[Records excerpted from a collection]
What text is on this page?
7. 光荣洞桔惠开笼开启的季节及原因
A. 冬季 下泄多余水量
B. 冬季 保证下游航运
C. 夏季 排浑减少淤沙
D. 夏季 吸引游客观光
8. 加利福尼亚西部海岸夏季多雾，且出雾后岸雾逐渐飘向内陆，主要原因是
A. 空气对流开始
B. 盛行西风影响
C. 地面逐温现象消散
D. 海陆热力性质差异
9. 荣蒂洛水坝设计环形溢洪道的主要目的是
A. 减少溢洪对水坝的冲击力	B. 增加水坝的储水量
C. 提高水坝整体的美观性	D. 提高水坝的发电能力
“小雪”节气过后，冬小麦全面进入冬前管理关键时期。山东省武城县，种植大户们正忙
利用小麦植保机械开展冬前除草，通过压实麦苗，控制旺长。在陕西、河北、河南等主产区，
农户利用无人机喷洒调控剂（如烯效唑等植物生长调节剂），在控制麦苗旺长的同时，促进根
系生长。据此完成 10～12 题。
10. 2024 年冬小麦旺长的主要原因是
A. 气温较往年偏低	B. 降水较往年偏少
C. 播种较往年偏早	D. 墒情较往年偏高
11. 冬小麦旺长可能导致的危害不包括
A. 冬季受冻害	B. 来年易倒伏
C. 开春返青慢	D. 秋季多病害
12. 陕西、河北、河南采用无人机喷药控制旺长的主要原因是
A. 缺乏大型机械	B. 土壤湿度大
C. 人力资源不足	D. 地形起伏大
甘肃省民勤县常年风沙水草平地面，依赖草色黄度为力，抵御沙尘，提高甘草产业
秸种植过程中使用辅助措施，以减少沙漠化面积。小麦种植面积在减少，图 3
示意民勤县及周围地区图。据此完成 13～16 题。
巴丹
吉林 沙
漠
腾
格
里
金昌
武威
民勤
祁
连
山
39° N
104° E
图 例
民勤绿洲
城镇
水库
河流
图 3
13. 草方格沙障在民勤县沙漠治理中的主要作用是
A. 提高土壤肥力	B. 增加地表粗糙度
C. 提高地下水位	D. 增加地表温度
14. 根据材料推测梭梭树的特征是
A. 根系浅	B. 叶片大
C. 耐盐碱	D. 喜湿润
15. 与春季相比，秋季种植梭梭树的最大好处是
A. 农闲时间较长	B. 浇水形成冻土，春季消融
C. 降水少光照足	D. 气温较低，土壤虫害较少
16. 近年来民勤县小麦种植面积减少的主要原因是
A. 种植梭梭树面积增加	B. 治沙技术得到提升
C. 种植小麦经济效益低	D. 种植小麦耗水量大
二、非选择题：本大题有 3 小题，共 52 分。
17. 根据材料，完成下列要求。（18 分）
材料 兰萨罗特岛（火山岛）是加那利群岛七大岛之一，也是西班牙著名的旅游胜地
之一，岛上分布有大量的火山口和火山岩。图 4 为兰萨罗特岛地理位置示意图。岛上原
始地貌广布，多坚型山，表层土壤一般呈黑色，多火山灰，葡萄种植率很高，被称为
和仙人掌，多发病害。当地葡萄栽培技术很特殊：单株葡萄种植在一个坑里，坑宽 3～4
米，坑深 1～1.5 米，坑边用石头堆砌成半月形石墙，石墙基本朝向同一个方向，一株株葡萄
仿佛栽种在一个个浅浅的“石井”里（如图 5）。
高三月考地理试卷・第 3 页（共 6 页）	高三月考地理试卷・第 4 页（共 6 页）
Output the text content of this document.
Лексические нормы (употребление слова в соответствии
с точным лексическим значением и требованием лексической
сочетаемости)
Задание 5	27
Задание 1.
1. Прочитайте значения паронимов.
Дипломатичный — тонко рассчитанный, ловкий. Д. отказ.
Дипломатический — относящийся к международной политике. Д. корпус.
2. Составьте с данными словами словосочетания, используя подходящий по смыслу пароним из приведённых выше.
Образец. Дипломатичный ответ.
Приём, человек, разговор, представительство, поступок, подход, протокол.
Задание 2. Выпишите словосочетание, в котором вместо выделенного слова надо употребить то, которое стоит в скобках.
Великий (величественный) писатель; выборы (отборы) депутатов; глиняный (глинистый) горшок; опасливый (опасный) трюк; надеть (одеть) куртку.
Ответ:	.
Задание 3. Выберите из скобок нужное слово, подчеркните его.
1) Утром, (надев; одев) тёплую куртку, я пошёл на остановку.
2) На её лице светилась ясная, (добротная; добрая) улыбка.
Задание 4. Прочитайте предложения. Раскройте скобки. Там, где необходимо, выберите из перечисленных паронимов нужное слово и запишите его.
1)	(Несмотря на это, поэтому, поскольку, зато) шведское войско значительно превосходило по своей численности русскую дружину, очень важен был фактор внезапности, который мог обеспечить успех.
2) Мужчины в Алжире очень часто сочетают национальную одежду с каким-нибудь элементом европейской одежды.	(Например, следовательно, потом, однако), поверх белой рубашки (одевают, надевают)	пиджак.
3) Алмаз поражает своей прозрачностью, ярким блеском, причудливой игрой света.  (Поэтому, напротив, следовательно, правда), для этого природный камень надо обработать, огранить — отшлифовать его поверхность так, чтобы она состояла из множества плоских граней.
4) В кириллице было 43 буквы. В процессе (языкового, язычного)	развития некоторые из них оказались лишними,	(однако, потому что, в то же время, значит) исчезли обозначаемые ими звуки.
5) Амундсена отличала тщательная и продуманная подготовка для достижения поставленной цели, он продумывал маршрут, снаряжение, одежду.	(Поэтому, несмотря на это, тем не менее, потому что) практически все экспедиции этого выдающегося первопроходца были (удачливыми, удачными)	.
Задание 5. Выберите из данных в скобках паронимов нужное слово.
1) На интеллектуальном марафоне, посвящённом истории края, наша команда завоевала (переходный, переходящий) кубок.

- WORK TO DO
Nothing should be left out: return all of the records exactly.

- COMPLETE ANSWER
What text is on this page?
7. 光荣洞桔惠开笼开启的季节及原因
A. 冬季 下泄多余水量
B. 冬季 保证下游航运
C. 夏季 排浑减少淤沙
D. 夏季 吸引游客观光
8. 加利福尼亚西部海岸夏季多雾，且出雾后岸雾逐渐飘向内陆，主要原因是
A. 空气对流开始
B. 盛行西风影响
C. 地面逐温现象消散
D. 海陆热力性质差异
9. 荣蒂洛水坝设计环形溢洪道的主要目的是
A. 减少溢洪对水坝的冲击力	B. 增加水坝的储水量
C. 提高水坝整体的美观性	D. 提高水坝的发电能力
“小雪”节气过后，冬小麦全面进入冬前管理关键时期。山东省武城县，种植大户们正忙
利用小麦植保机械开展冬前除草，通过压实麦苗，控制旺长。在陕西、河北、河南等主产区，
农户利用无人机喷洒调控剂（如烯效唑等植物生长调节剂），在控制麦苗旺长的同时，促进根
系生长。据此完成 10～12 题。
10. 2024 年冬小麦旺长的主要原因是
A. 气温较往年偏低	B. 降水较往年偏少
C. 播种较往年偏早	D. 墒情较往年偏高
11. 冬小麦旺长可能导致的危害不包括
A. 冬季受冻害	B. 来年易倒伏
C. 开春返青慢	D. 秋季多病害
12. 陕西、河北、河南采用无人机喷药控制旺长的主要原因是
A. 缺乏大型机械	B. 土壤湿度大
C. 人力资源不足	D. 地形起伏大
甘肃省民勤县常年风沙水草平地面，依赖草色黄度为力，抵御沙尘，提高甘草产业
秸种植过程中使用辅助措施，以减少沙漠化面积。小麦种植面积在减少，图 3
示意民勤县及周围地区图。据此完成 13～16 题。
巴丹
吉林 沙
漠
腾
格
里
金昌
武威
民勤
祁
连
山
39° N
104° E
图 例
民勤绿洲
城镇
水库
河流
图 3
13. 草方格沙障在民勤县沙漠治理中的主要作用是
A. 提高土壤肥力	B. 增加地表粗糙度
C. 提高地下水位	D. 增加地表温度
14. 根据材料推测梭梭树的特征是
A. 根系浅	B. 叶片大
C. 耐盐碱	D. 喜湿润
15. 与春季相比，秋季种植梭梭树的最大好处是
A. 农闲时间较长	B. 浇水形成冻土，春季消融
C. 降水少光照足	D. 气温较低，土壤虫害较少
16. 近年来民勤县小麦种植面积减少的主要原因是
A. 种植梭梭树面积增加	B. 治沙技术得到提升
C. 种植小麦经济效益低	D. 种植小麦耗水量大
二、非选择题：本大题有 3 小题，共 52 分。
17. 根据材料，完成下列要求。（18 分）
材料 兰萨罗特岛（火山岛）是加那利群岛七大岛之一，也是西班牙著名的旅游胜地
之一，岛上分布有大量的火山口和火山岩。图 4 为兰萨罗特岛地理位置示意图。岛上原
始地貌广布，多坚型山，表层土壤一般呈黑色，多火山灰，葡萄种植率很高，被称为
和仙人掌，多发病害。当地葡萄栽培技术很特殊：单株葡萄种植在一个坑里，坑宽 3～4
米，坑深 1～1.5 米，坑边用石头堆砌成半月形石墙，石墙基本朝向同一个方向，一株株葡萄
仿佛栽种在一个个浅浅的“石井”里（如图 5）。
高三月考地理试卷・第 3 页（共 6 页）	高三月考地理试卷・第 4 页（共 6 页）
Output the text content of this document.
Лексические нормы (употребление слова в соответствии
с точным лексическим значением и требованием лексической
сочетаемости)
Задание 5	27
Задание 1.
1. Прочитайте значения паронимов.
Дипломатичный — тонко рассчитанный, ловкий. Д. отказ.
Дипломатический — относящийся к международной политике. Д. корпус.
2. Составьте с данными словами словосочетания, используя подходящий по смыслу пароним из приведённых выше.
Образец. Дипломатичный ответ.
Приём, человек, разговор, представительство, поступок, подход, протокол.
Задание 2. Выпишите словосочетание, в котором вместо выделенного слова надо употребить то, которое стоит в скобках.
Великий (величественный) писатель; выборы (отборы) депутатов; глиняный (глинистый) горшок; опасливый (опасный) трюк; надеть (одеть) куртку.
Ответ:	.
Задание 3. Выберите из скобок нужное слово, подчеркните его.
1) Утром, (надев; одев) тёплую куртку, я пошёл на остановку.
2) На её лице светилась ясная, (добротная; добрая) улыбка.
Задание 4. Прочитайте предложения. Раскройте скобки. Там, где необходимо, выберите из перечисленных паронимов нужное слово и запишите его.
1)	(Несмотря на это, поэтому, поскольку, зато) шведское войско значительно превосходило по своей численности русскую дружину, очень важен был фактор внезапности, который мог обеспечить успех.
2) Мужчины в Алжире очень часто сочетают национальную одежду с каким-нибудь элементом европейской одежды.	(Например, следовательно, потом, однако), поверх белой рубашки (одевают, надевают)	пиджак.
3) Алмаз поражает своей прозрачностью, ярким блеском, причудливой игрой света.  (Поэтому, напротив, следовательно, правда), для этого природный камень надо обработать, огранить — отшлифовать его поверхность так, чтобы она состояла из множества плоских граней.
4) В кириллице было 43 буквы. В процессе (языкового, язычного)	развития некоторые из них оказались лишними,	(однако, потому что, в то же время, значит) исчезли обозначаемые ими звуки.
5) Амундсена отличала тщательная и продуманная подготовка для достижения поставленной цели, он продумывал маршрут, снаряжение, одежду.	(Поэтому, несмотря на это, тем не менее, потому что) практически все экспедиции этого выдающегося первопроходца были (удачливыми, удачными)	.
Задание 5. Выберите из данных в скобках паронимов нужное слово.
1) На интеллектуальном марафоне, посвящённом истории края, наша команда завоевала (переходный, переходящий) кубок.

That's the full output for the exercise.